▶ [DO THIS]:
State the number of lines that hold the string "content", with nothing added.

|---|

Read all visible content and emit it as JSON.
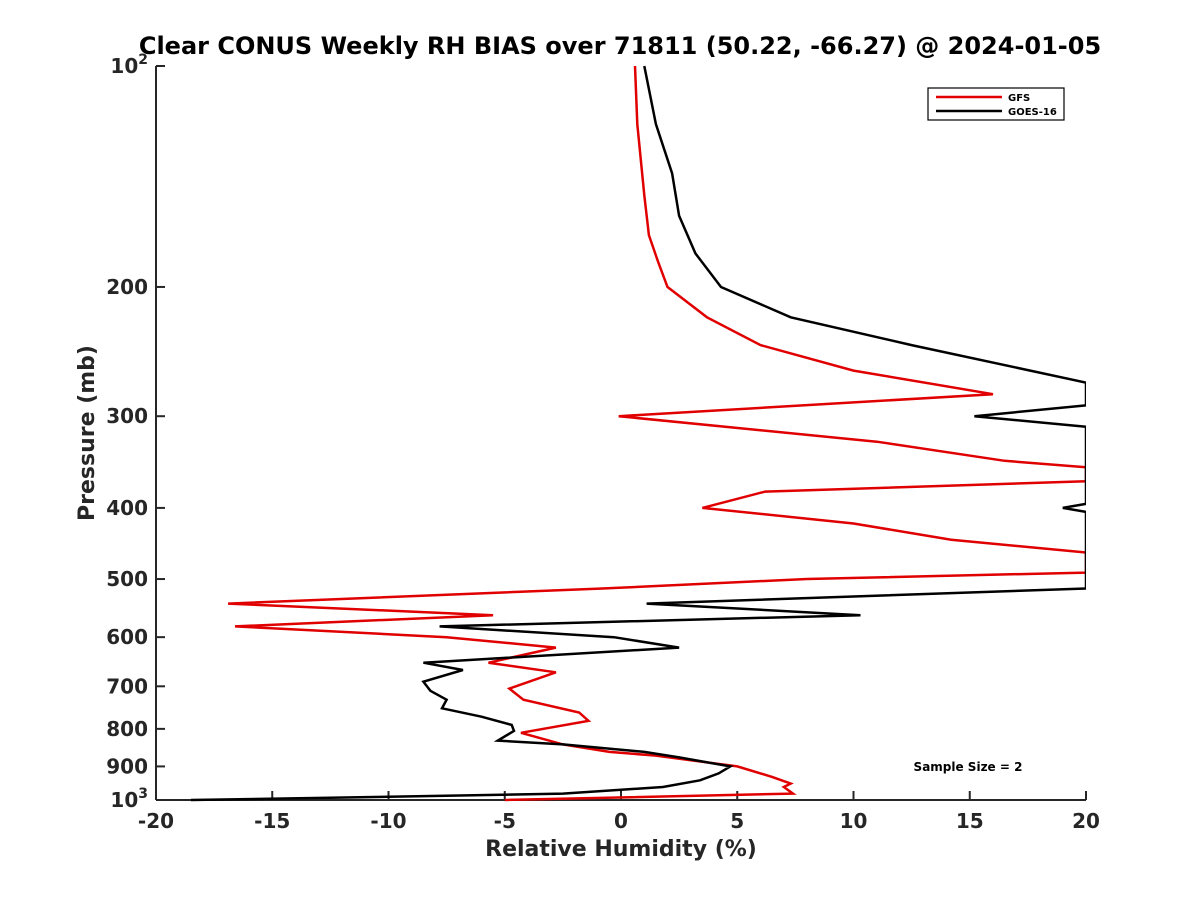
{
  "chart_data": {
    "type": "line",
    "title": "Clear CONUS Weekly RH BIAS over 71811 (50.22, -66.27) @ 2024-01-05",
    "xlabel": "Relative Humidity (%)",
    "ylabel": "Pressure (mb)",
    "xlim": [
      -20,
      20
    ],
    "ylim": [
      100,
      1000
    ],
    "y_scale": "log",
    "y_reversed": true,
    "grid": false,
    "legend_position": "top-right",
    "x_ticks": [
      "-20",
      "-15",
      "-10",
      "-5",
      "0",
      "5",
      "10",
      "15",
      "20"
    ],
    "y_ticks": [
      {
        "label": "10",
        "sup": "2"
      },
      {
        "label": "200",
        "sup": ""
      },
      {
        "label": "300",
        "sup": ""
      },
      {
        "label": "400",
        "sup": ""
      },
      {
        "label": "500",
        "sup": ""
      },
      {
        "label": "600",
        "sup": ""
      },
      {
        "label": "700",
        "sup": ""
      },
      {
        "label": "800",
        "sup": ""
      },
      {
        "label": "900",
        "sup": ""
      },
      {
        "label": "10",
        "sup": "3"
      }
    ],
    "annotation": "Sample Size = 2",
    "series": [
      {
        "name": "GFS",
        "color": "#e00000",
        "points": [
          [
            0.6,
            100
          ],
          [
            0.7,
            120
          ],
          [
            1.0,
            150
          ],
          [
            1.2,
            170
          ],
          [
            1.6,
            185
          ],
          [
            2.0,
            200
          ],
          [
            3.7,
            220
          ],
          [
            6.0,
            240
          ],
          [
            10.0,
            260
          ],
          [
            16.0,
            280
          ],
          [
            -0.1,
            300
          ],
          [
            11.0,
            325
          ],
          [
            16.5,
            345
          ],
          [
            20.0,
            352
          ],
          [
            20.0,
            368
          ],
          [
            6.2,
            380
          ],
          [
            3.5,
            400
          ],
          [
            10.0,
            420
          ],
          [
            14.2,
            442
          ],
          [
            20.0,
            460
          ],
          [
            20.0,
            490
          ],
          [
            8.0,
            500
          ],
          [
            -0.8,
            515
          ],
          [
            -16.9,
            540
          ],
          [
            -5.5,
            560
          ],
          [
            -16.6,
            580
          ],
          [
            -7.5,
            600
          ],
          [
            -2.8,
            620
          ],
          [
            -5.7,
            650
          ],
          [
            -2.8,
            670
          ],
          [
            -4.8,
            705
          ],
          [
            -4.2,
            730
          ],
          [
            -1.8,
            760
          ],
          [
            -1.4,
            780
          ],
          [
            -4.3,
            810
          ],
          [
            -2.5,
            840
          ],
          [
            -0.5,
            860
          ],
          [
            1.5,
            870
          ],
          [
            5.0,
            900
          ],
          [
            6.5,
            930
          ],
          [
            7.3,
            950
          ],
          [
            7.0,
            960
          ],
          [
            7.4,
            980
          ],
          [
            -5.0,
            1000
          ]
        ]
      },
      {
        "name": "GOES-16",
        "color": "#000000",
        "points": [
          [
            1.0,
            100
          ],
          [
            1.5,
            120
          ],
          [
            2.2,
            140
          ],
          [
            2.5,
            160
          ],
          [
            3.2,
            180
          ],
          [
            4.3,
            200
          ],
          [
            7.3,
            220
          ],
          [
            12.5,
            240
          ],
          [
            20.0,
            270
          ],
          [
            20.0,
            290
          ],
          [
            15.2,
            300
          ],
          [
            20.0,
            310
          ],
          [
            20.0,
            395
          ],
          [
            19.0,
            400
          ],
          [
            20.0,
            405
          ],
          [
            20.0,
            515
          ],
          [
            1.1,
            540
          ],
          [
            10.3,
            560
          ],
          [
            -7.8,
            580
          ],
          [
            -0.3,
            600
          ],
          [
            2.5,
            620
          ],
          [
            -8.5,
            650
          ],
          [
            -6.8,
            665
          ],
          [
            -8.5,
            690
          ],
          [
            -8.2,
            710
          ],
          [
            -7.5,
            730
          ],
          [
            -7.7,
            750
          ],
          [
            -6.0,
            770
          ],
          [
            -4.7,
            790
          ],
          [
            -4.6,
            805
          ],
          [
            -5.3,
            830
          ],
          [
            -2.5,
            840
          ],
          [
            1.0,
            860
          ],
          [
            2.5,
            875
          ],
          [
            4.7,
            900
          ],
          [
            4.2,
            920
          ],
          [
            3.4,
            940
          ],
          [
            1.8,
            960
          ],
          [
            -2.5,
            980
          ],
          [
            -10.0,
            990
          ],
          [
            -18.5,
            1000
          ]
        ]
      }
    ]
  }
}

|---|

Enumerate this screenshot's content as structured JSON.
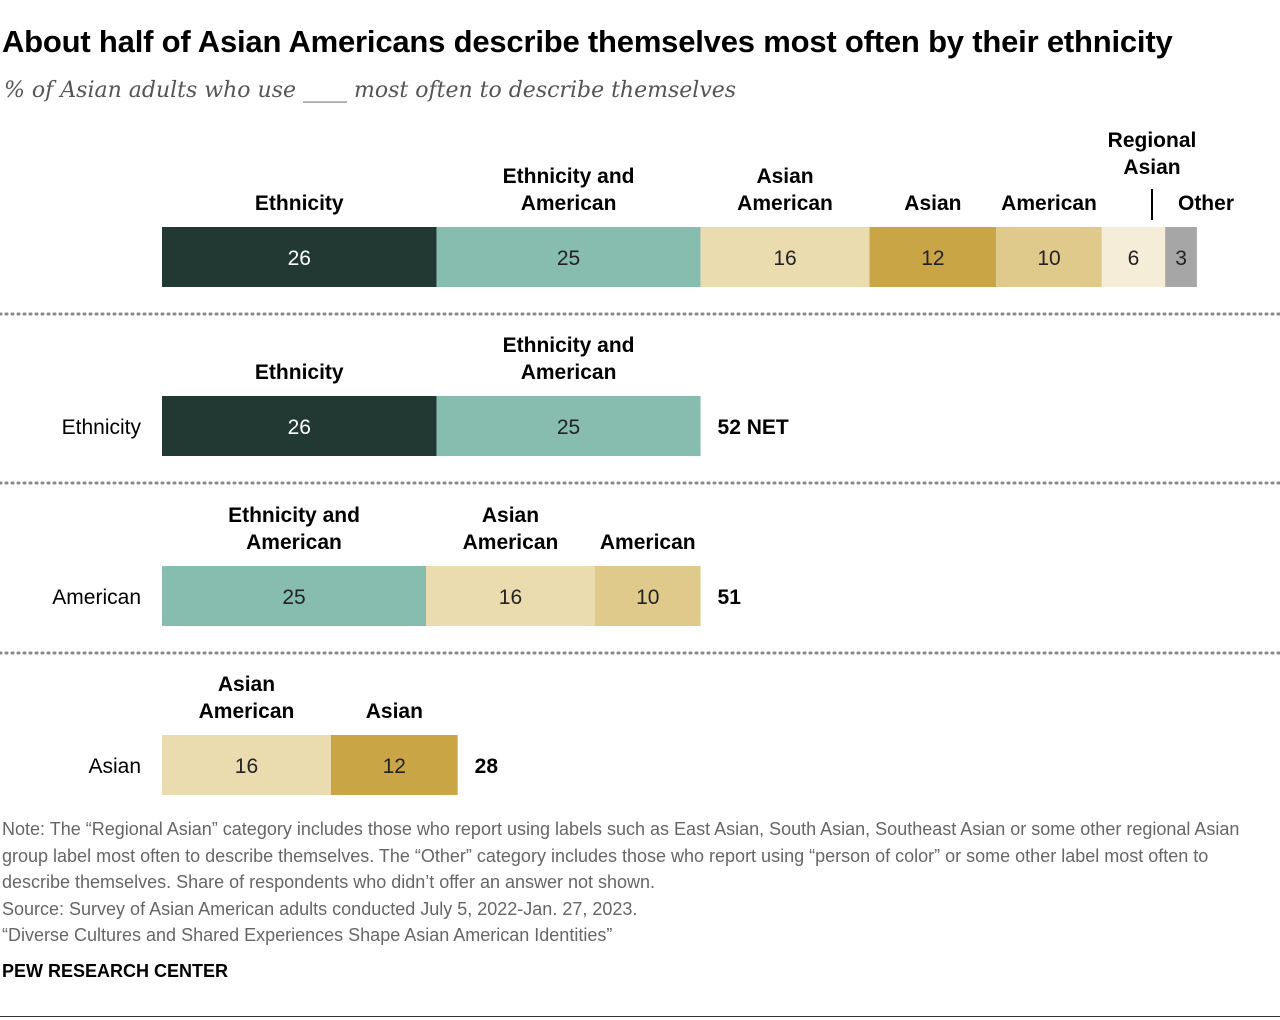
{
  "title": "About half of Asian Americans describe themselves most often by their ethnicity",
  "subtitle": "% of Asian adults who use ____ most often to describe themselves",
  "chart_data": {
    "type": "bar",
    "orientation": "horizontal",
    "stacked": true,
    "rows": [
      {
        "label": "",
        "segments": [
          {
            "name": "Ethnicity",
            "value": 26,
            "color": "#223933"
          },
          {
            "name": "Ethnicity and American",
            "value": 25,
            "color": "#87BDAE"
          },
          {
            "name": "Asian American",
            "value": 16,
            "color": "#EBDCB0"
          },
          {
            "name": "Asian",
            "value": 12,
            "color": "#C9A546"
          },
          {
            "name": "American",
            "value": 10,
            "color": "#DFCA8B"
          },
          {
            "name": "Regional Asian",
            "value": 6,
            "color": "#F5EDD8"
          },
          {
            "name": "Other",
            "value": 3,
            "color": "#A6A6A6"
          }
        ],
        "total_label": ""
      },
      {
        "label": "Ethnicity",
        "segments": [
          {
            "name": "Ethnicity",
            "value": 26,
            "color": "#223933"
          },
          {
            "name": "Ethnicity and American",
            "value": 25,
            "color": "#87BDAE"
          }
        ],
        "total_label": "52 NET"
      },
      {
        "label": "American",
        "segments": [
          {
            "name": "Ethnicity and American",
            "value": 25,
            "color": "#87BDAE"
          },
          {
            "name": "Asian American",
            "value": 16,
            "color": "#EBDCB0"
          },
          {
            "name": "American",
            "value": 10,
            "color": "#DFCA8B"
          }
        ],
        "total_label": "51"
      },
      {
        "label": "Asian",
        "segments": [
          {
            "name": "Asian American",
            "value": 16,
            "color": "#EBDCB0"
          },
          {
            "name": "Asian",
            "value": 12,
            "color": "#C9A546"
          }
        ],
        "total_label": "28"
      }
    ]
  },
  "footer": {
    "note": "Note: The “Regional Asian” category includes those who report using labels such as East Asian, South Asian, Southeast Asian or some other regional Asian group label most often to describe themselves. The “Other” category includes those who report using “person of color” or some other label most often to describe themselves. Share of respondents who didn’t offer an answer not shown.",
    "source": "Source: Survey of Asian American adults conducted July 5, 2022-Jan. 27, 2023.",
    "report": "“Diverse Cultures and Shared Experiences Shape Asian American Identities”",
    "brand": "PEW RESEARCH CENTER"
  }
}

|---|

▶ [RESULT FOR THIS TASK]:
2